Records from a data source
═══

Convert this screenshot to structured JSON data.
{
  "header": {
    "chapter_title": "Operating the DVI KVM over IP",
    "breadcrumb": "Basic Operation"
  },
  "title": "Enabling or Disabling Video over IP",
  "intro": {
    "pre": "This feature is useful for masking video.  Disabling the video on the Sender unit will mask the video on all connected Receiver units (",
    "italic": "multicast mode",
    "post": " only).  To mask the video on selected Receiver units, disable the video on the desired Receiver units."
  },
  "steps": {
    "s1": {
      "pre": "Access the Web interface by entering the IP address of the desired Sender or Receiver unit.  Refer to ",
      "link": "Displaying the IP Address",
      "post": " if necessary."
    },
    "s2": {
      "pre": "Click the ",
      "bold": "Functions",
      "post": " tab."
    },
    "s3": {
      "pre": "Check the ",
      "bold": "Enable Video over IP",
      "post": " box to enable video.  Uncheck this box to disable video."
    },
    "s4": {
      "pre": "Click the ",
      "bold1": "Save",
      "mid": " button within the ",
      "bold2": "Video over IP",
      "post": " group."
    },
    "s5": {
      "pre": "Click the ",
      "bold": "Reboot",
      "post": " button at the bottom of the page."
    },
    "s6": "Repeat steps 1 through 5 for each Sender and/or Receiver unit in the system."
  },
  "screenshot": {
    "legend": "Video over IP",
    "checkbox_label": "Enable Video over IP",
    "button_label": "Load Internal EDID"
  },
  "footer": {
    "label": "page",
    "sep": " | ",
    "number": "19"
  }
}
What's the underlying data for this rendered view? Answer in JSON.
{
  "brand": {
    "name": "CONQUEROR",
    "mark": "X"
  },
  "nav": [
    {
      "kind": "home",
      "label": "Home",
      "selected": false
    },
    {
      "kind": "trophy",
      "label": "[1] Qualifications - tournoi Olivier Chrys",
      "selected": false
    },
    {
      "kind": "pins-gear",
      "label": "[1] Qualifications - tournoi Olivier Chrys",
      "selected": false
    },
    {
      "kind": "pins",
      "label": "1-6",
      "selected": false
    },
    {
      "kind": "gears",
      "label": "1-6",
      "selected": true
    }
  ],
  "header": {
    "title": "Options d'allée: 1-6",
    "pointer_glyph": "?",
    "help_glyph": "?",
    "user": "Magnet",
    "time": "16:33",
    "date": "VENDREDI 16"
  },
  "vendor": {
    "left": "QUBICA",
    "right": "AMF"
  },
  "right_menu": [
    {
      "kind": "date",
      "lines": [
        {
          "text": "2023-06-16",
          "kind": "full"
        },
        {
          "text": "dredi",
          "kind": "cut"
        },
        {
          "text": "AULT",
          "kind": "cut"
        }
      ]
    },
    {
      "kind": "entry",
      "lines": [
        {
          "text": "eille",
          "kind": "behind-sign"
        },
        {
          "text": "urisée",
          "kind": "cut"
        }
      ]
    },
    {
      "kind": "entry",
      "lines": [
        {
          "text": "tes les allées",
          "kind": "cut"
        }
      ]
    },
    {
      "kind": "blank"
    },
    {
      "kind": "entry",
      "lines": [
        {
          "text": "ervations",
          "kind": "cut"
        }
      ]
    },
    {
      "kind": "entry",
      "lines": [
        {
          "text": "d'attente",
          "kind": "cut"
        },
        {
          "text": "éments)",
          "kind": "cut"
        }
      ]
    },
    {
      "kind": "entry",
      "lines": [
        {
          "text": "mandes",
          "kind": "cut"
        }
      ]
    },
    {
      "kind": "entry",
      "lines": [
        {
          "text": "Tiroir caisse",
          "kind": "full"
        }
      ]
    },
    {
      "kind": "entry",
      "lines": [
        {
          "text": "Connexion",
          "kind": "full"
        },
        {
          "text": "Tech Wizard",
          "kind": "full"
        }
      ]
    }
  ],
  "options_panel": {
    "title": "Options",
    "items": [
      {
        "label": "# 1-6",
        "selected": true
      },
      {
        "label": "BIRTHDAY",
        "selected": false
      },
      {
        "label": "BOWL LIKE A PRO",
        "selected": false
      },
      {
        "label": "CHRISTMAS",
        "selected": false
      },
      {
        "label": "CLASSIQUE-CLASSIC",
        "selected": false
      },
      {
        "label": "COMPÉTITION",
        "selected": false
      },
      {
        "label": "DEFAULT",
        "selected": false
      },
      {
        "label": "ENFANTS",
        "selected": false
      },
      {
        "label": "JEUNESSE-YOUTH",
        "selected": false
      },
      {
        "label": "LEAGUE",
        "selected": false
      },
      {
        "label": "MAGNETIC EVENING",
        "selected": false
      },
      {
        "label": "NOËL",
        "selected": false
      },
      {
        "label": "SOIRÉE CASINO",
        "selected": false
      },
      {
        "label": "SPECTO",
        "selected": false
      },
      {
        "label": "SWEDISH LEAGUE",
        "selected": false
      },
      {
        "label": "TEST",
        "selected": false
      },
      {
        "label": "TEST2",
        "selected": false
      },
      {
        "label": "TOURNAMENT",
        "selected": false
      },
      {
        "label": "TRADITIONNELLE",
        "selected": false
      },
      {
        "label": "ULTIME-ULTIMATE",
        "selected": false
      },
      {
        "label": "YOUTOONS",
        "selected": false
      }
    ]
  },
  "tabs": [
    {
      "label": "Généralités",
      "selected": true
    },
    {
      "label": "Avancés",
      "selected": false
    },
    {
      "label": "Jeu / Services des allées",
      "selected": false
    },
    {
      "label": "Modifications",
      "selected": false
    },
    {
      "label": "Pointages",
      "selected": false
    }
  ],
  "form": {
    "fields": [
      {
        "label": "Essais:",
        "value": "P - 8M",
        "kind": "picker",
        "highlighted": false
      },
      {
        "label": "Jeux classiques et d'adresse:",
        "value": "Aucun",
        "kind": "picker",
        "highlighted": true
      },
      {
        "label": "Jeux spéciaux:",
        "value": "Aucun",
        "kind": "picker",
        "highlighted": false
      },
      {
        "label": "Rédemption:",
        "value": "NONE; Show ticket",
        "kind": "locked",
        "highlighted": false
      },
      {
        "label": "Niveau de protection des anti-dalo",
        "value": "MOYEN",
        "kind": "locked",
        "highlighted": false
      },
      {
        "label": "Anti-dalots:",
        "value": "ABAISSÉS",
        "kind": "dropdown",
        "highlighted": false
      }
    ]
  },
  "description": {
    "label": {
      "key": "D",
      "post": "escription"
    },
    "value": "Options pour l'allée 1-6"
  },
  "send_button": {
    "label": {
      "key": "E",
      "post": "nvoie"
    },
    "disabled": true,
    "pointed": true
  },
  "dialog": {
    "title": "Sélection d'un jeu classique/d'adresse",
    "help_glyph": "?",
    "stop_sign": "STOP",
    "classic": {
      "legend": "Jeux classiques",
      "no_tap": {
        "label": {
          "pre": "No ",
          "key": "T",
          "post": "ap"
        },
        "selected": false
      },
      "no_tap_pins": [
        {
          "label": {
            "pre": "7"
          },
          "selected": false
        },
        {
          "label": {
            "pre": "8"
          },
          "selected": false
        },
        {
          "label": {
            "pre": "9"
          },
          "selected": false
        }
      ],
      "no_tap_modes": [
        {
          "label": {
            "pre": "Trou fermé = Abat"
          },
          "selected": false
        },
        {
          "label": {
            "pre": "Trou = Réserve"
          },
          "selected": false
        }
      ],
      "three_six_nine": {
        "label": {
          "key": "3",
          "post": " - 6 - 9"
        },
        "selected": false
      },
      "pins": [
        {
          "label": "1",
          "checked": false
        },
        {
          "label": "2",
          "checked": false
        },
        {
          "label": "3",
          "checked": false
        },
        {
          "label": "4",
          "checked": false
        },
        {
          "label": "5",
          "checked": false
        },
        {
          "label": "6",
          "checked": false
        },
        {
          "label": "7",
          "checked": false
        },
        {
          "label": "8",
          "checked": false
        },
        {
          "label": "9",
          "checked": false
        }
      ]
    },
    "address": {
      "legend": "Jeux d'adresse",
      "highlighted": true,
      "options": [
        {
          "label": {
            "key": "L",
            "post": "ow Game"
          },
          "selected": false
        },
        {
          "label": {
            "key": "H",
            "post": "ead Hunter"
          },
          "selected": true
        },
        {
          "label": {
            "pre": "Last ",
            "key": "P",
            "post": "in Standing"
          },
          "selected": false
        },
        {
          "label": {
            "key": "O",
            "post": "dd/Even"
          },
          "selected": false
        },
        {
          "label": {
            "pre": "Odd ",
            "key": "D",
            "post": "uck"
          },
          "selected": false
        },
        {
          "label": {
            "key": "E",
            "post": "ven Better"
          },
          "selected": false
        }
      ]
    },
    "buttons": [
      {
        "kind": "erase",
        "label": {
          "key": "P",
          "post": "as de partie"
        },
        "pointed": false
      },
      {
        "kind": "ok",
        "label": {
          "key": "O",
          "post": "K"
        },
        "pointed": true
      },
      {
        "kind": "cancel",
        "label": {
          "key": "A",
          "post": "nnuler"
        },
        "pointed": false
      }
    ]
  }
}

═══

What is asked: From the listing above, pick out each line where the word "page" appears.

Completed exercise:
      "post": " button at the bottom of the page."
    "label": "page",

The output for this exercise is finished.